— START OF Dataset excerpts —
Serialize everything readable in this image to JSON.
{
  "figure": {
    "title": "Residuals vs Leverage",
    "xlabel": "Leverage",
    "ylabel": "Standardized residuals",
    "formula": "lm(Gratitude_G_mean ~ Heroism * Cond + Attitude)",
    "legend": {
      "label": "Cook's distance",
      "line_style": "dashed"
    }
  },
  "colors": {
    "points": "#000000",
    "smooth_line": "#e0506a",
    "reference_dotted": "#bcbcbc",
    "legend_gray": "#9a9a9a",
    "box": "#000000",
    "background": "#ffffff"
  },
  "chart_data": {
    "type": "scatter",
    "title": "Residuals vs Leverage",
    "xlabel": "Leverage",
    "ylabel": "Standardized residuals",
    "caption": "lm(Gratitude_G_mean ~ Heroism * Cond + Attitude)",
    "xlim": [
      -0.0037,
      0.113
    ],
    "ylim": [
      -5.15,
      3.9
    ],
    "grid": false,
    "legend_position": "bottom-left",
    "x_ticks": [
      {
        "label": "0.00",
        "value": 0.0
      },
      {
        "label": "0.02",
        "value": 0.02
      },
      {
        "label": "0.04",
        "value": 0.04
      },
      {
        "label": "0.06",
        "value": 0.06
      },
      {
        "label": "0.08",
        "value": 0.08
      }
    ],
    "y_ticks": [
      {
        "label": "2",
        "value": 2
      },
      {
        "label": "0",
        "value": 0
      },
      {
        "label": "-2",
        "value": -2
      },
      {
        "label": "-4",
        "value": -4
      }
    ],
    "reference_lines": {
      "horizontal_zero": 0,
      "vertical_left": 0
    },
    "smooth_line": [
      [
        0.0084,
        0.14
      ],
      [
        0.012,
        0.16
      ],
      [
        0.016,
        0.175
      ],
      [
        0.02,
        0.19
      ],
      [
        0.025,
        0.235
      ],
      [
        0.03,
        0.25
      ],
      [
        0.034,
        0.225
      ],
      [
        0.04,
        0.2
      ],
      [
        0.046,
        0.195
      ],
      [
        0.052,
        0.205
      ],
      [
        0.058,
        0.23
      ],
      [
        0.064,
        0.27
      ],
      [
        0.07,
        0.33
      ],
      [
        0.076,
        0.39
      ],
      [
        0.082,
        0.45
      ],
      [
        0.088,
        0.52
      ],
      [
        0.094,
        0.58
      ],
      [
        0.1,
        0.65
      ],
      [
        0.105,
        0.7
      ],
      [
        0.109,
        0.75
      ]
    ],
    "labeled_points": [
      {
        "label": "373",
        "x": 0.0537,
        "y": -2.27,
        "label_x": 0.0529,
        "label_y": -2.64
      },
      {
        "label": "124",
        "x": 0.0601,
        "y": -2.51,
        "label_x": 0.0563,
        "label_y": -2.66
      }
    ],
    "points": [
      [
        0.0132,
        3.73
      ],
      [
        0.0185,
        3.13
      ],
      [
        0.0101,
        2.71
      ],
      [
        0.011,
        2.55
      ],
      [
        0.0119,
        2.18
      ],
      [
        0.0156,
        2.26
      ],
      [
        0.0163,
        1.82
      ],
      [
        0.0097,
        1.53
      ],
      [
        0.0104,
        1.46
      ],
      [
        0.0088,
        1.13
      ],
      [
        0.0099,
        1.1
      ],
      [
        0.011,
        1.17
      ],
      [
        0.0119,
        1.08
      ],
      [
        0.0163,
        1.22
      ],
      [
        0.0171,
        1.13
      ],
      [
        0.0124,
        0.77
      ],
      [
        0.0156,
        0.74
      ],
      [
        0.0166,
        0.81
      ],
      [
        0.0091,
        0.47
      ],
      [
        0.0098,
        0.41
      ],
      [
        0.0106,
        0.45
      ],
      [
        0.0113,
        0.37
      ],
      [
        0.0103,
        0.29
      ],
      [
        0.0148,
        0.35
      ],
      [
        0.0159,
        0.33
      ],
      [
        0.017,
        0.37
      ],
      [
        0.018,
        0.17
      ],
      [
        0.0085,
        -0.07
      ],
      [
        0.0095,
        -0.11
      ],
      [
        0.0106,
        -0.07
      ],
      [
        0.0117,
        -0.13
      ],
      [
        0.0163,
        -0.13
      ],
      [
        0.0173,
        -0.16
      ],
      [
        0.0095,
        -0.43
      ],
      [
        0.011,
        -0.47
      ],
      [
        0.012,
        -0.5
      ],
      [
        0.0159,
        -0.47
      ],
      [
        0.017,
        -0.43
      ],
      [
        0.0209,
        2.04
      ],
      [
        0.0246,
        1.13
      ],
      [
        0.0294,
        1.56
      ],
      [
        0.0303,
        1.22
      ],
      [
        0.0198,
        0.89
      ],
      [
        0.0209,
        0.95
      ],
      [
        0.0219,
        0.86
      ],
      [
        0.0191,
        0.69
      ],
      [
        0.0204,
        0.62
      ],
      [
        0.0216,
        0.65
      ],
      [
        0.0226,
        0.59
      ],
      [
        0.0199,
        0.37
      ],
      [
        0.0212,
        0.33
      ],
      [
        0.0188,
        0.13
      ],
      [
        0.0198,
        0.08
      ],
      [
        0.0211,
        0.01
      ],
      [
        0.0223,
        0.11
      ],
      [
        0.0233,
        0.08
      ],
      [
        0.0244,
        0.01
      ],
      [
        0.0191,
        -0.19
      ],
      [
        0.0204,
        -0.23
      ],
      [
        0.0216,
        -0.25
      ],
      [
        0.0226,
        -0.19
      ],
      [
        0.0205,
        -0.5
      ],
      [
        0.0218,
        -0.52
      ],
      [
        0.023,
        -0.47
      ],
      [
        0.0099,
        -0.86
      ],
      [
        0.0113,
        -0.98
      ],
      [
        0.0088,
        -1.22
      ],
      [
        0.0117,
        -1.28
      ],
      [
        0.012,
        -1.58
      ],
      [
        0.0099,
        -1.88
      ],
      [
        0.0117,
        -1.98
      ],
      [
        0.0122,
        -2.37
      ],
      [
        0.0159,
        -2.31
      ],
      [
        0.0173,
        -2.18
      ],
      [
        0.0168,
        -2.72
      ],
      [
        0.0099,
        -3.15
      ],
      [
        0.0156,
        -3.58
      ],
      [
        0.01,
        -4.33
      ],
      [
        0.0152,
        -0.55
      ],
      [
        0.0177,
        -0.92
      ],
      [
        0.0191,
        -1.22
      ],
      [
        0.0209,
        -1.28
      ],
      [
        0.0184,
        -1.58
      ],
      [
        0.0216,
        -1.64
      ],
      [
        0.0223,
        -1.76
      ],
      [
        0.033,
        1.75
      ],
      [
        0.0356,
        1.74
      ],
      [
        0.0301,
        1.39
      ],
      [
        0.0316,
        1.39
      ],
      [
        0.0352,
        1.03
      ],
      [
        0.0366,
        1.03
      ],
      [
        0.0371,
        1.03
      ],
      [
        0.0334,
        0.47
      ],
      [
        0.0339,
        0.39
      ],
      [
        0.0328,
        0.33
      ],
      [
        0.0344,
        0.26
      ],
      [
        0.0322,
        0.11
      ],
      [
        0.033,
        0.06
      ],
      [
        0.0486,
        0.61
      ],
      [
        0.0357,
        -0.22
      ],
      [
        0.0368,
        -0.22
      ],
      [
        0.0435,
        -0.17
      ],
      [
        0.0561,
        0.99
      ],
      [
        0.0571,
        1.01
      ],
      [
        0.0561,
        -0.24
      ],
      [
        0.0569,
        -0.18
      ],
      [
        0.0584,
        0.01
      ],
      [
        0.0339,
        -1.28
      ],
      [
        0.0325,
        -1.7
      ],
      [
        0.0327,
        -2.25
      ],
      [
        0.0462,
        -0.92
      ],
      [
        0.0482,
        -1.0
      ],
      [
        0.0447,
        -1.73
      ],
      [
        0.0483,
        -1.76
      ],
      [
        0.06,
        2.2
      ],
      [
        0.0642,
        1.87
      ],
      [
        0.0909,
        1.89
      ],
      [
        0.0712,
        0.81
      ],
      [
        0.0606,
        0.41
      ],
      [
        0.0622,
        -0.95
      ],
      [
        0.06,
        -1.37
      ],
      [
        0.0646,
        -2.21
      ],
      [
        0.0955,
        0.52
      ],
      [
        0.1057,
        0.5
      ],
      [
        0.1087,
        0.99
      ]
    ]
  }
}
— END OF Dataset excerpts —
=== Brief ===
Say only how many lines in the records carry the word "value".

=== Solution for this exercise ===
9